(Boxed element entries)
□ □ □

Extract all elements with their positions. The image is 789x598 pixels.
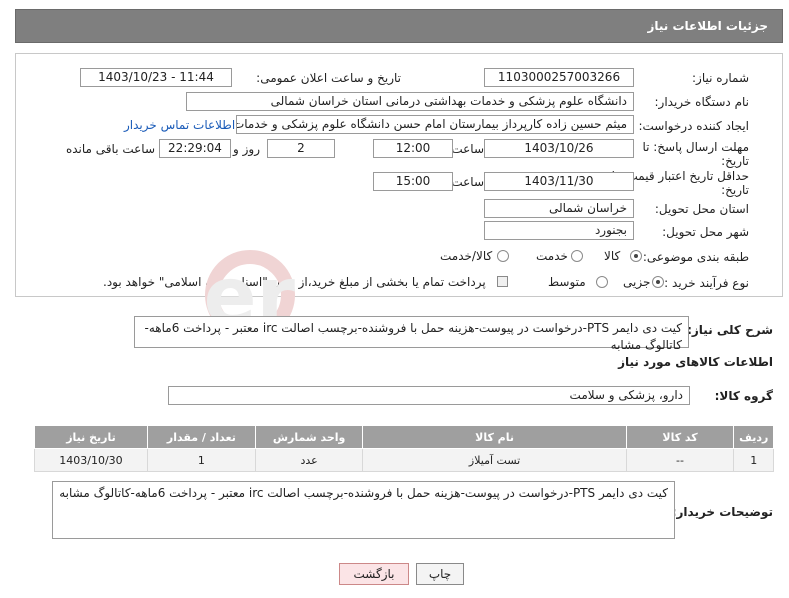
process-radio-medium[interactable] (596, 276, 608, 288)
category-label: طبقه بندی موضوعی: (642, 250, 749, 264)
city-field: بجنورد (484, 221, 634, 240)
process-option-minor: جزیی (623, 275, 651, 289)
goods-section-title: اطلاعات کالاهای مورد نیاز (618, 355, 773, 369)
buyer-org-label: نام دستگاه خریدار: (654, 95, 750, 109)
creator-field: میثم حسین زاده کارپرداز بیمارستان امام ح… (236, 115, 634, 134)
cell-item-name: تست آمیلاز (362, 448, 627, 472)
category-option-service: خدمت (536, 249, 568, 263)
items-table: ردیف کد کالا نام کالا واحد شمارش تعداد /… (34, 425, 774, 472)
cell-need-date: 1403/10/30 (34, 448, 148, 472)
header-item-name: نام کالا (362, 425, 627, 449)
need-number-field: 1103000257003266 (484, 68, 634, 87)
process-radio-minor[interactable] (652, 276, 664, 288)
remaining-time-field: 22:29:04 (159, 139, 231, 158)
remaining-label: ساعت باقی مانده (65, 142, 155, 156)
province-field: خراسان شمالی (484, 199, 634, 218)
header-item-code: کد کالا (625, 425, 735, 449)
category-radio-both[interactable] (497, 250, 509, 262)
validity-time-label: ساعت (451, 175, 484, 189)
send-time-field: 12:00 (373, 139, 453, 158)
validity-date-field: 1403/11/30 (484, 172, 634, 191)
days-field: 2 (267, 139, 335, 158)
print-button[interactable]: چاپ (416, 563, 464, 585)
validity-date-label: تاریخ: (721, 183, 749, 197)
city-label: شهر محل تحویل: (662, 225, 749, 239)
send-deadline-label: مهلت ارسال پاسخ: تا (642, 140, 749, 154)
cell-row-number: 1 (733, 448, 774, 472)
summary-label: شرح کلی نیاز: (687, 323, 773, 337)
validity-time-field: 15:00 (373, 172, 453, 191)
category-option-goods: کالا (604, 249, 621, 263)
cell-unit: عدد (254, 448, 364, 472)
payment-note: پرداخت تمام یا بخشی از مبلغ خرید،از محل … (103, 275, 486, 289)
cell-quantity: 1 (146, 448, 256, 472)
table-header-row: ردیف کد کالا نام کالا واحد شمارش تعداد /… (34, 425, 774, 449)
header-need-date: تاریخ نیاز (34, 425, 148, 449)
buyer-notes-label: توضیحات خریدار: (671, 505, 773, 519)
announce-field: 1403/10/23 - 11:44 (80, 68, 232, 87)
category-radio-service[interactable] (571, 250, 583, 262)
buyer-notes-text: کیت دی دایمر PTS-درخواست در پیوست-هزینه … (52, 481, 675, 539)
table-row: 1 -- تست آمیلاز عدد 1 1403/10/30 (34, 448, 774, 472)
contact-buyer-link[interactable]: اطلاعات تماس خریدار (124, 118, 235, 132)
summary-text: کیت دی دایمر PTS-درخواست در پیوست-هزینه … (134, 316, 689, 352)
need-number-label: شماره نیاز: (692, 71, 749, 85)
send-time-label: ساعت (451, 142, 484, 156)
process-label: نوع فرآیند خرید : (664, 276, 749, 290)
creator-label: ایجاد کننده درخواست: (638, 119, 749, 133)
buyer-org-field: دانشگاه علوم پزشکی و خدمات بهداشتی درمان… (186, 92, 634, 111)
back-button[interactable]: بازگشت (339, 563, 409, 585)
province-label: استان محل تحویل: (654, 202, 749, 216)
panel-header: جزئیات اطلاعات نیاز (15, 9, 783, 43)
announce-label: تاریخ و ساعت اعلان عمومی: (256, 71, 401, 85)
category-radio-goods[interactable] (630, 250, 642, 262)
cell-item-code: -- (625, 448, 735, 472)
page-title: جزئیات اطلاعات نیاز (647, 19, 768, 33)
payment-checkbox[interactable] (497, 276, 508, 287)
goods-group-field: دارو، پزشکی و سلامت (168, 386, 690, 405)
header-row-number: ردیف (733, 425, 774, 449)
process-option-medium: متوسط (548, 275, 586, 289)
send-date-field: 1403/10/26 (484, 139, 634, 158)
goods-group-label: گروه کالا: (714, 389, 773, 403)
header-unit: واحد شمارش (254, 425, 364, 449)
header-quantity: تعداد / مقدار (146, 425, 256, 449)
category-option-both: کالا/خدمت (440, 249, 493, 263)
send-deadline-date-label: تاریخ: (721, 154, 749, 168)
days-label: روز و (233, 142, 260, 156)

□ □ □

** Work to do **
Rewrite the items above with every "interactable" swapped for "clickable" and nothing else altered. Omit the pictures from your answer.

** Written response **
Extract all elements with their positions. The image is 789x598 pixels.
process-radio-medium[clickable] (596, 276, 608, 288)
category-label: طبقه بندی موضوعی: (642, 250, 749, 264)
city-field: بجنورد (484, 221, 634, 240)
process-option-minor: جزیی (623, 275, 651, 289)
goods-section-title: اطلاعات کالاهای مورد نیاز (618, 355, 773, 369)
buyer-org-label: نام دستگاه خریدار: (654, 95, 750, 109)
creator-field: میثم حسین زاده کارپرداز بیمارستان امام ح… (236, 115, 634, 134)
cell-item-name: تست آمیلاز (362, 448, 627, 472)
category-option-service: خدمت (536, 249, 568, 263)
items-table: ردیف کد کالا نام کالا واحد شمارش تعداد /… (34, 425, 774, 472)
cell-need-date: 1403/10/30 (34, 448, 148, 472)
header-item-name: نام کالا (362, 425, 627, 449)
need-number-field: 1103000257003266 (484, 68, 634, 87)
process-radio-minor[clickable] (652, 276, 664, 288)
remaining-time-field: 22:29:04 (159, 139, 231, 158)
remaining-label: ساعت باقی مانده (65, 142, 155, 156)
province-field: خراسان شمالی (484, 199, 634, 218)
header-item-code: کد کالا (625, 425, 735, 449)
category-radio-both[clickable] (497, 250, 509, 262)
validity-time-label: ساعت (451, 175, 484, 189)
send-time-field: 12:00 (373, 139, 453, 158)
validity-date-field: 1403/11/30 (484, 172, 634, 191)
days-field: 2 (267, 139, 335, 158)
print-button[clickable]: چاپ (416, 563, 464, 585)
validity-date-label: تاریخ: (721, 183, 749, 197)
city-label: شهر محل تحویل: (662, 225, 749, 239)
send-deadline-label: مهلت ارسال پاسخ: تا (642, 140, 749, 154)
cell-row-number: 1 (733, 448, 774, 472)
summary-label: شرح کلی نیاز: (687, 323, 773, 337)
validity-time-field: 15:00 (373, 172, 453, 191)
category-option-goods: کالا (604, 249, 621, 263)
cell-unit: عدد (254, 448, 364, 472)
payment-note: پرداخت تمام یا بخشی از مبلغ خرید،از محل … (103, 275, 486, 289)
cell-quantity: 1 (146, 448, 256, 472)
table-header-row: ردیف کد کالا نام کالا واحد شمارش تعداد /… (34, 425, 774, 449)
header-need-date: تاریخ نیاز (34, 425, 148, 449)
buyer-notes-label: توضیحات خریدار: (671, 505, 773, 519)
announce-field: 1403/10/23 - 11:44 (80, 68, 232, 87)
category-radio-service[clickable] (571, 250, 583, 262)
buyer-notes-text: کیت دی دایمر PTS-درخواست در پیوست-هزینه … (52, 481, 675, 539)
table-row: 1 -- تست آمیلاز عدد 1 1403/10/30 (34, 448, 774, 472)
contact-buyer-link[clickable]: اطلاعات تماس خریدار (124, 118, 235, 132)
summary-text: کیت دی دایمر PTS-درخواست در پیوست-هزینه … (134, 316, 689, 352)
need-number-label: شماره نیاز: (692, 71, 749, 85)
send-time-label: ساعت (451, 142, 484, 156)
process-label: نوع فرآیند خرید : (664, 276, 749, 290)
creator-label: ایجاد کننده درخواست: (638, 119, 749, 133)
buyer-org-field: دانشگاه علوم پزشکی و خدمات بهداشتی درمان… (186, 92, 634, 111)
back-button[clickable]: بازگشت (339, 563, 409, 585)
province-label: استان محل تحویل: (654, 202, 749, 216)
panel-header: جزئیات اطلاعات نیاز (15, 9, 783, 43)
announce-label: تاریخ و ساعت اعلان عمومی: (256, 71, 401, 85)
category-radio-goods[clickable] (630, 250, 642, 262)
cell-item-code: -- (625, 448, 735, 472)
page-title: جزئیات اطلاعات نیاز (647, 19, 768, 33)
payment-checkbox[clickable] (497, 276, 508, 287)
goods-group-field: دارو، پزشکی و سلامت (168, 386, 690, 405)
header-row-number: ردیف (733, 425, 774, 449)
process-option-medium: متوسط (548, 275, 586, 289)
send-date-field: 1403/10/26 (484, 139, 634, 158)
goods-group-label: گروه کالا: (714, 389, 773, 403)
header-unit: واحد شمارش (254, 425, 364, 449)
header-quantity: تعداد / مقدار (146, 425, 256, 449)
category-option-both: کالا/خدمت (440, 249, 493, 263)
send-deadline-date-label: تاریخ: (721, 154, 749, 168)
days-label: روز و (233, 142, 260, 156)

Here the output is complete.